Search the listing below for "statue". Copy each matching line.

--*--

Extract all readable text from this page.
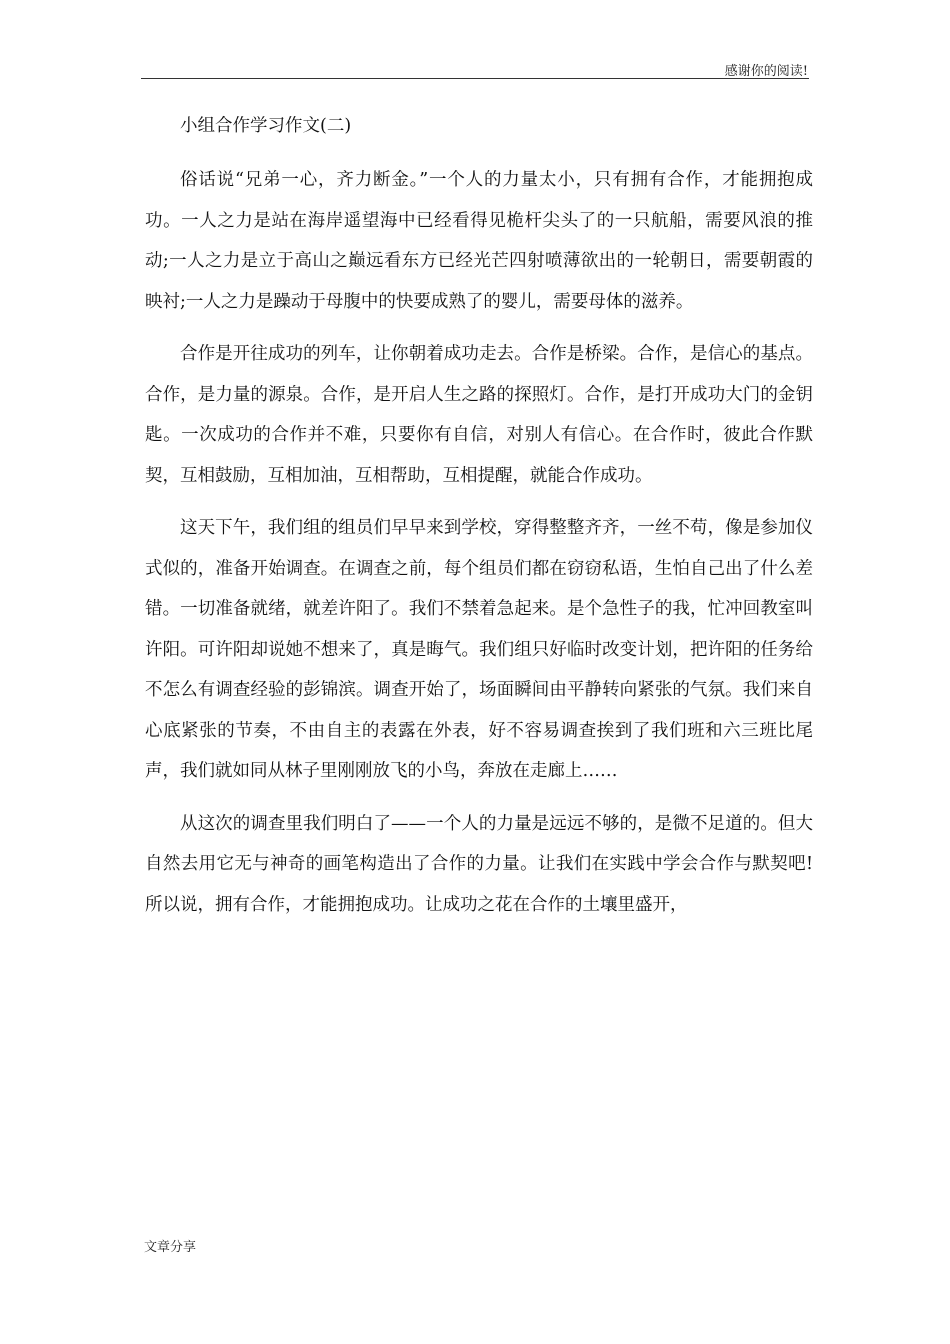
感谢你的阅读!

小组合作学习作文(二)

俗话说“兄弟一心，齐力断金。”一个人的力量太小，只有拥有合作，才能拥抱成功。一人之力是站在海岸遥望海中已经看得见桅杆尖头了的一只航船，需要风浪的推动;一人之力是立于高山之巅远看东方已经光芒四射喷薄欲出的一轮朝日，需要朝霞的映衬;一人之力是躁动于母腹中的快要成熟了的婴儿，需要母体的滋养。

合作是开往成功的列车，让你朝着成功走去。合作是桥梁。合作，是信心的基点。合作，是力量的源泉。合作，是开启人生之路的探照灯。合作，是打开成功大门的金钥匙。一次成功的合作并不难，只要你有自信，对别人有信心。在合作时，彼此合作默契，互相鼓励，互相加油，互相帮助，互相提醒，就能合作成功。

这天下午，我们组的组员们早早来到学校，穿得整整齐齐，一丝不苟，像是参加仪式似的，准备开始调查。在调查之前，每个组员们都在窃窃私语，生怕自己出了什么差错。一切准备就绪，就差许阳了。我们不禁着急起来。是个急性子的我，忙冲回教室叫许阳。可许阳却说她不想来了，真是晦气。我们组只好临时改变计划，把许阳的任务给不怎么有调查经验的彭锦滨。调查开始了，场面瞬间由平静转向紧张的气氛。我们来自心底紧张的节奏，不由自主的表露在外表，好不容易调查挨到了我们班和六三班比尾声，我们就如同从林子里刚刚放飞的小鸟，奔放在走廊上……

从这次的调查里我们明白了——一个人的力量是远远不够的，是微不足道的。但大自然去用它无与神奇的画笔构造出了合作的力量。让我们在实践中学会合作与默契吧!所以说，拥有合作，才能拥抱成功。让成功之花在合作的土壤里盛开，

文章分享
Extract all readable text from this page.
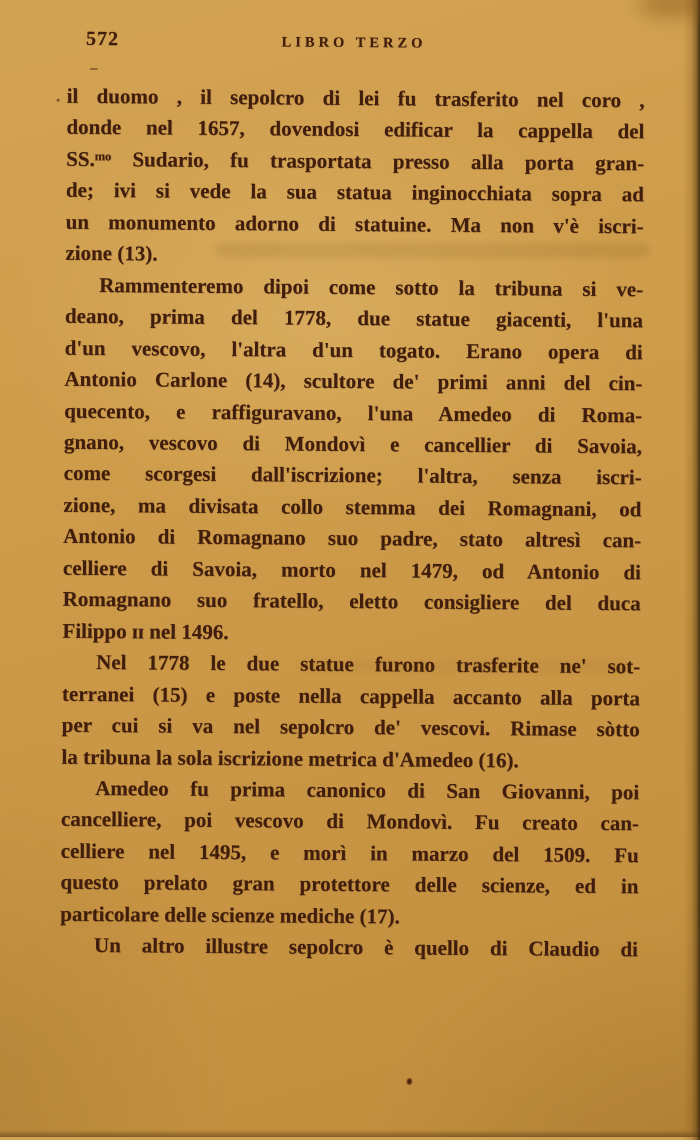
572	LIBRO TERZO
il duomo , il sepolcro di lei fu trasferito nel coro ,
donde nel 1657, dovendosi edificar la cappella del
SS.ᵐᵒ Sudario, fu trasportata presso alla porta gran-
de; ivi si vede la sua statua inginocchiata sopra ad
un monumento adorno di statuine. Ma non v'è iscri-
zione (13).
Rammenteremo dipoi come sotto la tribuna si ve-
deano, prima del 1778, due statue giacenti, l'una
d'un vescovo, l'altra d'un togato. Erano opera di
Antonio Carlone (14), scultore de' primi anni del cin-
quecento, e raffiguravano, l'una Amedeo di Roma-
gnano, vescovo di Mondovì e cancellier di Savoia,
come scorgesi dall'iscrizione; l'altra, senza iscri-
zione, ma divisata collo stemma dei Romagnani, od
Antonio di Romagnano suo padre, stato altresì can-
celliere di Savoia, morto nel 1479, od Antonio di
Romagnano suo fratello, eletto consigliere del duca
Filippo ɪɪ nel 1496.
Nel 1778 le due statue furono trasferite ne' sot-
terranei (15) e poste nella cappella accanto alla porta
per cui si va nel sepolcro de' vescovi. Rimase sòtto
la tribuna la sola iscrizione metrica d'Amedeo (16).
Amedeo fu prima canonico di San Giovanni, poi
cancelliere, poi vescovo di Mondovì. Fu creato can-
celliere nel 1495, e morì in marzo del 1509. Fu
questo prelato gran protettore delle scienze, ed in
particolare delle scienze mediche (17).
Un altro illustre sepolcro è quello di Claudio di
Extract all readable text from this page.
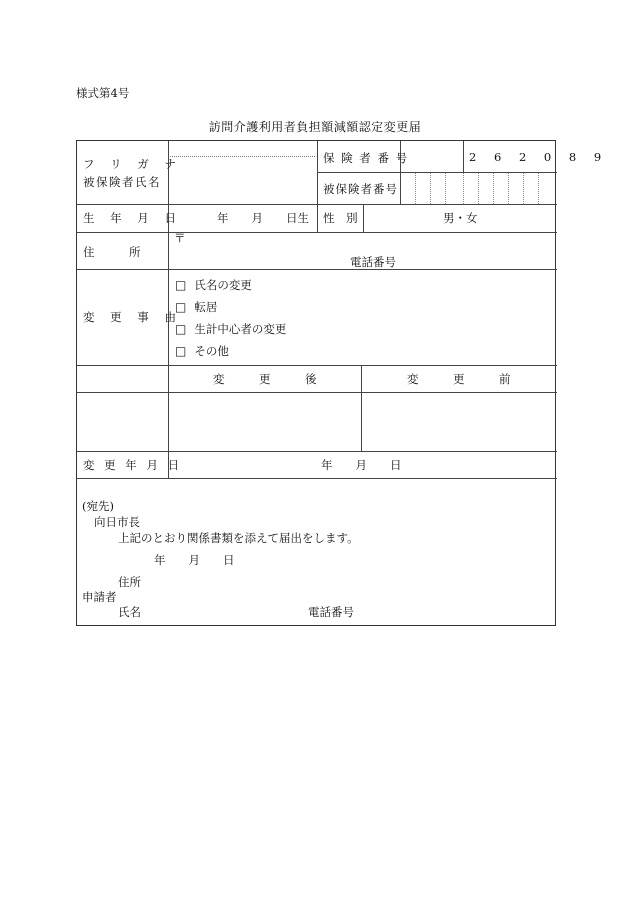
様式第4号
訪問介護利用者負担額減額認定変更届
フ リ ガ ナ
被保険者氏名
保 険 者 番 号	2 6 2 0 8 9
被保険者番号
生 年 月 日	年　　月　　日生 性 別	男・女
住　　　所
〒
電話番号
変 更 事 由
□ 氏名の変更
□ 転居
□ 生計中心者の変更
□ その他
変　　　更　　　後	変　　　更　　　前
変 更 年 月 日	年　　月　　日
(宛先)
向日市長
上記のとおり関係書類を添えて届出をします。
年　　月　　日
住所
申請者
氏名	電話番号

--*--

Answer to this problem.
deano, prima del 1778, due statue giacenti, l'una
Nel 1778 le due statue furono trasferite ne' sot-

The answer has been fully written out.